▶ _Challenge_
Quote every line as given.

------------------------------------------------------------------------

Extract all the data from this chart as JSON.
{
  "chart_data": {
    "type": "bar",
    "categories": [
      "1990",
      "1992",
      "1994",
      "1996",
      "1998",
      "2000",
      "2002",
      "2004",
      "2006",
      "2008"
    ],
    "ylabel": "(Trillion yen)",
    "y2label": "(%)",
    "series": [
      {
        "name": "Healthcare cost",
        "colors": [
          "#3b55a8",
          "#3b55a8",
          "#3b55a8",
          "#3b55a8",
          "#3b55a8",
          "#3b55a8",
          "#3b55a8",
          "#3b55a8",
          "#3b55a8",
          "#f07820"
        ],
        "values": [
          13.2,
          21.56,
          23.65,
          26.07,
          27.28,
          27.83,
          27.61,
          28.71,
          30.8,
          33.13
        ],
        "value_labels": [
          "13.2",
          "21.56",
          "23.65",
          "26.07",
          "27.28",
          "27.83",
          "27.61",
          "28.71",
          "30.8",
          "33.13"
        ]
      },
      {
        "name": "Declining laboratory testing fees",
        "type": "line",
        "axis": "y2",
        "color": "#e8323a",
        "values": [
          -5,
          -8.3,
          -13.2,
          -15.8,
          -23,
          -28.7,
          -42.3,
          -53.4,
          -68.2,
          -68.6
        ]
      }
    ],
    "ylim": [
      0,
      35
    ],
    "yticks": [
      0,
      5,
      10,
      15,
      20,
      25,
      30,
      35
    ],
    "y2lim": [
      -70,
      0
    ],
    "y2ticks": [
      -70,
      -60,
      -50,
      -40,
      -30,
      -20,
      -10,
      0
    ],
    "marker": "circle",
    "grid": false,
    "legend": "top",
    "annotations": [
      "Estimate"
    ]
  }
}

------------------------------------------------------------------------

▶ _The output_
Extract all the data from this chart as JSON.
{
  "chart_data": {
    "type": "bar",
    "categories": [
      "1990",
      "1992",
      "1994",
      "1996",
      "1998",
      "2000",
      "2002",
      "2004",
      "2006",
      "2008"
    ],
    "ylabel": "(Trillion yen)",
    "y2label": "(%)",
    "series": [
      {
        "name": "Healthcare cost",
        "colors": [
          "#3b55a8",
          "#3b55a8",
          "#3b55a8",
          "#3b55a8",
          "#3b55a8",
          "#3b55a8",
          "#3b55a8",
          "#3b55a8",
          "#3b55a8",
          "#f07820"
        ],
        "values": [
          13.2,
          21.56,
          23.65,
          26.07,
          27.28,
          27.83,
          27.61,
          28.71,
          30.8,
          33.13
        ],
        "value_labels": [
          "13.2",
          "21.56",
          "23.65",
          "26.07",
          "27.28",
          "27.83",
          "27.61",
          "28.71",
          "30.8",
          "33.13"
        ]
      },
      {
        "name": "Declining laboratory testing fees",
        "type": "line",
        "axis": "y2",
        "color": "#e8323a",
        "values": [
          -5,
          -8.3,
          -13.2,
          -15.8,
          -23,
          -28.7,
          -42.3,
          -53.4,
          -68.2,
          -68.6
        ]
      }
    ],
    "ylim": [
      0,
      35
    ],
    "yticks": [
      0,
      5,
      10,
      15,
      20,
      25,
      30,
      35
    ],
    "y2lim": [
      -70,
      0
    ],
    "y2ticks": [
      -70,
      -60,
      -50,
      -40,
      -30,
      -20,
      -10,
      0
    ],
    "marker": "circle",
    "grid": false,
    "legend": "top",
    "annotations": [
      "Estimate"
    ]
  }
}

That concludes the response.